Collection entries
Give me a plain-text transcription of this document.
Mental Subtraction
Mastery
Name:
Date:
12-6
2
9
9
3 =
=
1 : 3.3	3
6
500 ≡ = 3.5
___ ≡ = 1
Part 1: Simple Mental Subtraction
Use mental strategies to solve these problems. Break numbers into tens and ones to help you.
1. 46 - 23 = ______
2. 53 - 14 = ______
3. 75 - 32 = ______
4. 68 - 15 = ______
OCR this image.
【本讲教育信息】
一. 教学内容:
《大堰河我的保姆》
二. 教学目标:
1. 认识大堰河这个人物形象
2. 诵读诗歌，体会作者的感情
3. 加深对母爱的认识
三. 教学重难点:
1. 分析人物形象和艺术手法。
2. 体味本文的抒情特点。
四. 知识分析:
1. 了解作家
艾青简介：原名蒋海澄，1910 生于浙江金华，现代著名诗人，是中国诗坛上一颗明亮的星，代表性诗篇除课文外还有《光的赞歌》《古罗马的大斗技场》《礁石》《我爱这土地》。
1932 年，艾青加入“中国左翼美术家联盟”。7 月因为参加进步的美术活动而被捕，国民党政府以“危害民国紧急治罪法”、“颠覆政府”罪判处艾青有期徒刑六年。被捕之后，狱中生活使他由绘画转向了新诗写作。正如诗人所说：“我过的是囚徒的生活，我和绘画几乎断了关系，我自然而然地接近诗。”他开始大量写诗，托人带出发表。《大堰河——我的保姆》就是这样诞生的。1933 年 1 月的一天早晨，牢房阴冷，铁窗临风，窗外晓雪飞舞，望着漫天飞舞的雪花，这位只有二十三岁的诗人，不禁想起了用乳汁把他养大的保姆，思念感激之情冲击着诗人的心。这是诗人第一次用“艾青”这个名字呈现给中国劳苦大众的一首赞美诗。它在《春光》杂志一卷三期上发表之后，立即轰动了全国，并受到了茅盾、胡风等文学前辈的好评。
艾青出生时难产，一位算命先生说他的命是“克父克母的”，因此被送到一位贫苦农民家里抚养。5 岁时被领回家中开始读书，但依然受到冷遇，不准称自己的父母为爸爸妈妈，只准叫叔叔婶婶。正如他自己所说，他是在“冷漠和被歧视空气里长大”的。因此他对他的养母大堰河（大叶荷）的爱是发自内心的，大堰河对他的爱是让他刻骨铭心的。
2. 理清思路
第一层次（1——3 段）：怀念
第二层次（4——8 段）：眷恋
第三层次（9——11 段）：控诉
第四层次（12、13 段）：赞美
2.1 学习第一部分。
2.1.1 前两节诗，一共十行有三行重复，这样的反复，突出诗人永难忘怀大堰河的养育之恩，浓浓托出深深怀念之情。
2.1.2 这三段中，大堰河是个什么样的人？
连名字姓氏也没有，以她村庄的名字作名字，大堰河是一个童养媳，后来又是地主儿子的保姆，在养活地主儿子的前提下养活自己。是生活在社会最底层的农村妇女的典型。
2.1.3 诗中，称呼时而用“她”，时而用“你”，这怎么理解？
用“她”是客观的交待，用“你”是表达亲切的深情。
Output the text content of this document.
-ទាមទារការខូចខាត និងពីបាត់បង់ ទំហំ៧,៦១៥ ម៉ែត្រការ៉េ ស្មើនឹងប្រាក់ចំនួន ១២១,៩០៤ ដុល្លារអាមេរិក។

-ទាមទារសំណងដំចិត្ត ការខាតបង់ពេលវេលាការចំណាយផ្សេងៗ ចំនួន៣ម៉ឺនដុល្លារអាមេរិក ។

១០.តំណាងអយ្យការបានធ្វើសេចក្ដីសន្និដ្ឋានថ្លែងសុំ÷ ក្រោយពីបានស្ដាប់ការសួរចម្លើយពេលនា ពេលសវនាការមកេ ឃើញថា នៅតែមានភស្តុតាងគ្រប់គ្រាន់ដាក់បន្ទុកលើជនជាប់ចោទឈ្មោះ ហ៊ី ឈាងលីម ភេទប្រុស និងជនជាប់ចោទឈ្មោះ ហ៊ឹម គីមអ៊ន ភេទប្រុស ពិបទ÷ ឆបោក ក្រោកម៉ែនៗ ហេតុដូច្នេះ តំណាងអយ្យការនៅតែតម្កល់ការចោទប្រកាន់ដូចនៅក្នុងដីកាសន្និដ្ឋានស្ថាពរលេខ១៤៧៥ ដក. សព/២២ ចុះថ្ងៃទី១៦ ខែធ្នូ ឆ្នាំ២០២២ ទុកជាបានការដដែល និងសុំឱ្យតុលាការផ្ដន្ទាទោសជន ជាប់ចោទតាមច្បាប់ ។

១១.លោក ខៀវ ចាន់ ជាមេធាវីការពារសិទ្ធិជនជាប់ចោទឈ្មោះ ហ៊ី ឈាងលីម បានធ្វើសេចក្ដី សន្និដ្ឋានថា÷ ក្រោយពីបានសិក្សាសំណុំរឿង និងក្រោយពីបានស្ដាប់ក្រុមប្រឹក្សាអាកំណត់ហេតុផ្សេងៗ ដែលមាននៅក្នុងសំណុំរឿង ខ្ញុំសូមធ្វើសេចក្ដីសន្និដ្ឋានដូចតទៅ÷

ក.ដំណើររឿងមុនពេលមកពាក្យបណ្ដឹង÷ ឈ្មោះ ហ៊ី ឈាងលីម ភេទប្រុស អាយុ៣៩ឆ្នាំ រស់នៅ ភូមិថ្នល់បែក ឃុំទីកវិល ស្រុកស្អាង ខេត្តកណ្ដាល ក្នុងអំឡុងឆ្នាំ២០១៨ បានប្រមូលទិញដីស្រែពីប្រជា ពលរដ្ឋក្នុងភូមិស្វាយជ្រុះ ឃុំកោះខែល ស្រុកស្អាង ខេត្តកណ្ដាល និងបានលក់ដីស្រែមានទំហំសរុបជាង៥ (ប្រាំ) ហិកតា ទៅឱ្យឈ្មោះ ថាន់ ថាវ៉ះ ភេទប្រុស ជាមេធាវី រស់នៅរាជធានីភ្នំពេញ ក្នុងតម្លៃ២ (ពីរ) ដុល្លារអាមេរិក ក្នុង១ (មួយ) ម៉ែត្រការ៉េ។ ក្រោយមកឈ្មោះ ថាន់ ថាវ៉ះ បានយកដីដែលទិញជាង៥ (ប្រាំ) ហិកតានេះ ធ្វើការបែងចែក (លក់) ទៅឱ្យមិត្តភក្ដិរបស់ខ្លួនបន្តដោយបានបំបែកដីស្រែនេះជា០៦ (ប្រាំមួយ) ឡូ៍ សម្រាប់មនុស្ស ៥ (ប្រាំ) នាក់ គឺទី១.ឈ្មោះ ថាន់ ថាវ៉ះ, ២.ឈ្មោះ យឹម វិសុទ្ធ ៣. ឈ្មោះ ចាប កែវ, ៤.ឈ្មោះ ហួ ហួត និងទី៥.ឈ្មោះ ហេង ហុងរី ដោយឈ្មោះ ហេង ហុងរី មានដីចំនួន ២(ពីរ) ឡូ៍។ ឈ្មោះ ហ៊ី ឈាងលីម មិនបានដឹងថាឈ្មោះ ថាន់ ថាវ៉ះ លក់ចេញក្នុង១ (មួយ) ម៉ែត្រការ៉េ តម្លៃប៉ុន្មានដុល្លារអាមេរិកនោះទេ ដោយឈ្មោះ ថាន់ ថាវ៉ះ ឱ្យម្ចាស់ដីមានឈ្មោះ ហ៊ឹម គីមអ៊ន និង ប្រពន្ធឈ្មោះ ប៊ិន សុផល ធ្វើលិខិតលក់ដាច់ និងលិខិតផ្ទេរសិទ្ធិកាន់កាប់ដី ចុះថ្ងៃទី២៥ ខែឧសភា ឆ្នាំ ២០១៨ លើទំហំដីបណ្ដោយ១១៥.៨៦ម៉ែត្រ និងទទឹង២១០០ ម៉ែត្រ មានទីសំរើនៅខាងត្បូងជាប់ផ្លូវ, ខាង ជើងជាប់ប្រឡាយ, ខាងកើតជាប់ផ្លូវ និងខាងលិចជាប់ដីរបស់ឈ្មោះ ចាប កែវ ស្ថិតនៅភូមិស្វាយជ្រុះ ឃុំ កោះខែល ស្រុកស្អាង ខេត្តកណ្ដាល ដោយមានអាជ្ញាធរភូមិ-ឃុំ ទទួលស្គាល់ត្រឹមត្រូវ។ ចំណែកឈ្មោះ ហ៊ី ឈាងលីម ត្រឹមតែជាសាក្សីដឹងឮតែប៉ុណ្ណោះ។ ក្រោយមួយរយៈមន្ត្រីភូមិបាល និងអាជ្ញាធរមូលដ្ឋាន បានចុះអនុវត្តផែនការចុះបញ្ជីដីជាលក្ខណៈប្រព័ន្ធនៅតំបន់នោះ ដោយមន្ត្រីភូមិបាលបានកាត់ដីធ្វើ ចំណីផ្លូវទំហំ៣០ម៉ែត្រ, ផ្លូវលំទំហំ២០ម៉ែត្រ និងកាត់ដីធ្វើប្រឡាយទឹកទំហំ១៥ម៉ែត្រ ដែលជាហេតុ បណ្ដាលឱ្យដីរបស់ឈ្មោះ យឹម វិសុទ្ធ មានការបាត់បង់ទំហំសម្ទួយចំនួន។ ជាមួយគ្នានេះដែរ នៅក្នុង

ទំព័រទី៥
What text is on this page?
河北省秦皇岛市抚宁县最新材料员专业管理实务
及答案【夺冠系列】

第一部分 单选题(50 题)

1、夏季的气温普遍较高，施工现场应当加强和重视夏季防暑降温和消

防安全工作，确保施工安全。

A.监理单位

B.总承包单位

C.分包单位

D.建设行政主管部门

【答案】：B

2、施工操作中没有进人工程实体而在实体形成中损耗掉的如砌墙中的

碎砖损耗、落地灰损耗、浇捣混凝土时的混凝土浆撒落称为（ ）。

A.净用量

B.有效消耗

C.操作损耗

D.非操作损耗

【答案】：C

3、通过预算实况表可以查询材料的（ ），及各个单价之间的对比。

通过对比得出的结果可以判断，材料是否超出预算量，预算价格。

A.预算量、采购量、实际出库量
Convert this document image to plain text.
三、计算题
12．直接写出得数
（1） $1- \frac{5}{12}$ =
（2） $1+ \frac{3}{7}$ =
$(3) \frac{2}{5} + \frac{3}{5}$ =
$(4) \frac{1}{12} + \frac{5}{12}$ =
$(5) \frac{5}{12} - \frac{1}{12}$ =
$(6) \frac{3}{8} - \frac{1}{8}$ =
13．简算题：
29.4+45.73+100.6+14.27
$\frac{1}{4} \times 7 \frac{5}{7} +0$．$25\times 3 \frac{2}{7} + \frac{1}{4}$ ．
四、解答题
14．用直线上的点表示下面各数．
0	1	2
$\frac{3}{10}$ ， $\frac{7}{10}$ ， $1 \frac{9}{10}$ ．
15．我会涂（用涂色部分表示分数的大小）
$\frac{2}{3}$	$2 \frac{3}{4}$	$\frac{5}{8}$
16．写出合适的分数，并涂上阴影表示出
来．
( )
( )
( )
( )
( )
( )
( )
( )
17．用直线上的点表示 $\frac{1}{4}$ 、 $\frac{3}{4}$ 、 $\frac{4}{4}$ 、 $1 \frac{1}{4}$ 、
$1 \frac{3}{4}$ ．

__Given instruction__:
Copy every line of the data that holds the string "document".

__Answer below__:
Give me a plain-text transcription of this document.
Output the text content of this document.
Convert this document image to plain text.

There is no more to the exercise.